[Source records]
----

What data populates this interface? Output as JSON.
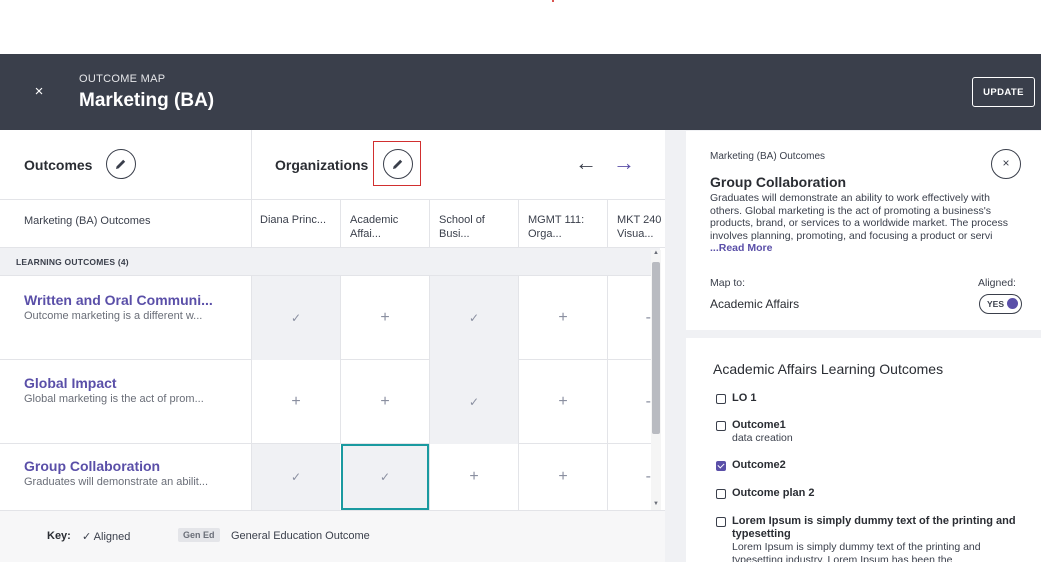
{
  "header": {
    "eyebrow": "OUTCOME MAP",
    "title": "Marketing (BA)",
    "close_icon": "×",
    "update_label": "UPDATE"
  },
  "grid": {
    "outcomes_heading": "Outcomes",
    "organizations_heading": "Organizations",
    "prev_arrow": "←",
    "next_arrow": "→",
    "columns": [
      "Marketing (BA) Outcomes",
      "Diana Princ...",
      "Academic\nAffai...",
      "School of\nBusi...",
      "MGMT 111:\nOrga...",
      "MKT 240\nVisua..."
    ],
    "section_label": "LEARNING OUTCOMES (4)",
    "rows": [
      {
        "title": "Written and Oral Communi...",
        "desc": "Outcome marketing is a different w...",
        "cells": [
          "✓",
          "+",
          "✓",
          "+",
          "-"
        ]
      },
      {
        "title": "Global Impact",
        "desc": "Global marketing is the act of prom...",
        "cells": [
          "+",
          "+",
          "✓",
          "+",
          "-"
        ]
      },
      {
        "title": "Group Collaboration",
        "desc": "Graduates will demonstrate an abilit...",
        "cells": [
          "✓",
          "✓",
          "+",
          "+",
          "-"
        ]
      }
    ]
  },
  "key": {
    "label": "Key:",
    "aligned": "✓ Aligned",
    "gen_badge": "Gen Ed",
    "gen_text": "General Education Outcome"
  },
  "detail": {
    "eyebrow": "Marketing (BA) Outcomes",
    "close_icon": "×",
    "title": "Group Collaboration",
    "body": "Graduates will demonstrate an ability to work effectively with others. Global marketing is the act of promoting a business's products, brand, or services to a worldwide market. The process involves planning, promoting, and focusing a product or servi ",
    "read_more": "...Read More",
    "map_to_label": "Map to:",
    "aligned_label": "Aligned:",
    "org_name": "Academic Affairs",
    "toggle_label": "YES"
  },
  "org_outcomes": {
    "title": "Academic Affairs Learning Outcomes",
    "items": [
      {
        "title": "LO 1",
        "desc": "",
        "checked": false
      },
      {
        "title": "Outcome1",
        "desc": "data creation",
        "checked": false
      },
      {
        "title": "Outcome2",
        "desc": "",
        "checked": true
      },
      {
        "title": "Outcome plan 2",
        "desc": "",
        "checked": false
      },
      {
        "title": "Lorem Ipsum is simply dummy text of the printing and typesetting",
        "desc": "Lorem Ipsum is simply dummy text of the printing and typesetting industry. Lorem Ipsum has been the",
        "checked": false
      }
    ]
  }
}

----

What is expected: Copy each line in full and exactly, omitting any picture.

Result below:
What data populates this interface? Output as JSON.
{
  "header": {
    "eyebrow": "OUTCOME MAP",
    "title": "Marketing (BA)",
    "close_icon": "×",
    "update_label": "UPDATE"
  },
  "grid": {
    "outcomes_heading": "Outcomes",
    "organizations_heading": "Organizations",
    "prev_arrow": "←",
    "next_arrow": "→",
    "columns": [
      "Marketing (BA) Outcomes",
      "Diana Princ...",
      "Academic\nAffai...",
      "School of\nBusi...",
      "MGMT 111:\nOrga...",
      "MKT 240\nVisua..."
    ],
    "section_label": "LEARNING OUTCOMES (4)",
    "rows": [
      {
        "title": "Written and Oral Communi...",
        "desc": "Outcome marketing is a different w...",
        "cells": [
          "✓",
          "+",
          "✓",
          "+",
          "-"
        ]
      },
      {
        "title": "Global Impact",
        "desc": "Global marketing is the act of prom...",
        "cells": [
          "+",
          "+",
          "✓",
          "+",
          "-"
        ]
      },
      {
        "title": "Group Collaboration",
        "desc": "Graduates will demonstrate an abilit...",
        "cells": [
          "✓",
          "✓",
          "+",
          "+",
          "-"
        ]
      }
    ]
  },
  "key": {
    "label": "Key:",
    "aligned": "✓ Aligned",
    "gen_badge": "Gen Ed",
    "gen_text": "General Education Outcome"
  },
  "detail": {
    "eyebrow": "Marketing (BA) Outcomes",
    "close_icon": "×",
    "title": "Group Collaboration",
    "body": "Graduates will demonstrate an ability to work effectively with others. Global marketing is the act of promoting a business's products, brand, or services to a worldwide market. The process involves planning, promoting, and focusing a product or servi ",
    "read_more": "...Read More",
    "map_to_label": "Map to:",
    "aligned_label": "Aligned:",
    "org_name": "Academic Affairs",
    "toggle_label": "YES"
  },
  "org_outcomes": {
    "title": "Academic Affairs Learning Outcomes",
    "items": [
      {
        "title": "LO 1",
        "desc": "",
        "checked": false
      },
      {
        "title": "Outcome1",
        "desc": "data creation",
        "checked": false
      },
      {
        "title": "Outcome2",
        "desc": "",
        "checked": true
      },
      {
        "title": "Outcome plan 2",
        "desc": "",
        "checked": false
      },
      {
        "title": "Lorem Ipsum is simply dummy text of the printing and typesetting",
        "desc": "Lorem Ipsum is simply dummy text of the printing and typesetting industry. Lorem Ipsum has been the",
        "checked": false
      }
    ]
  }
}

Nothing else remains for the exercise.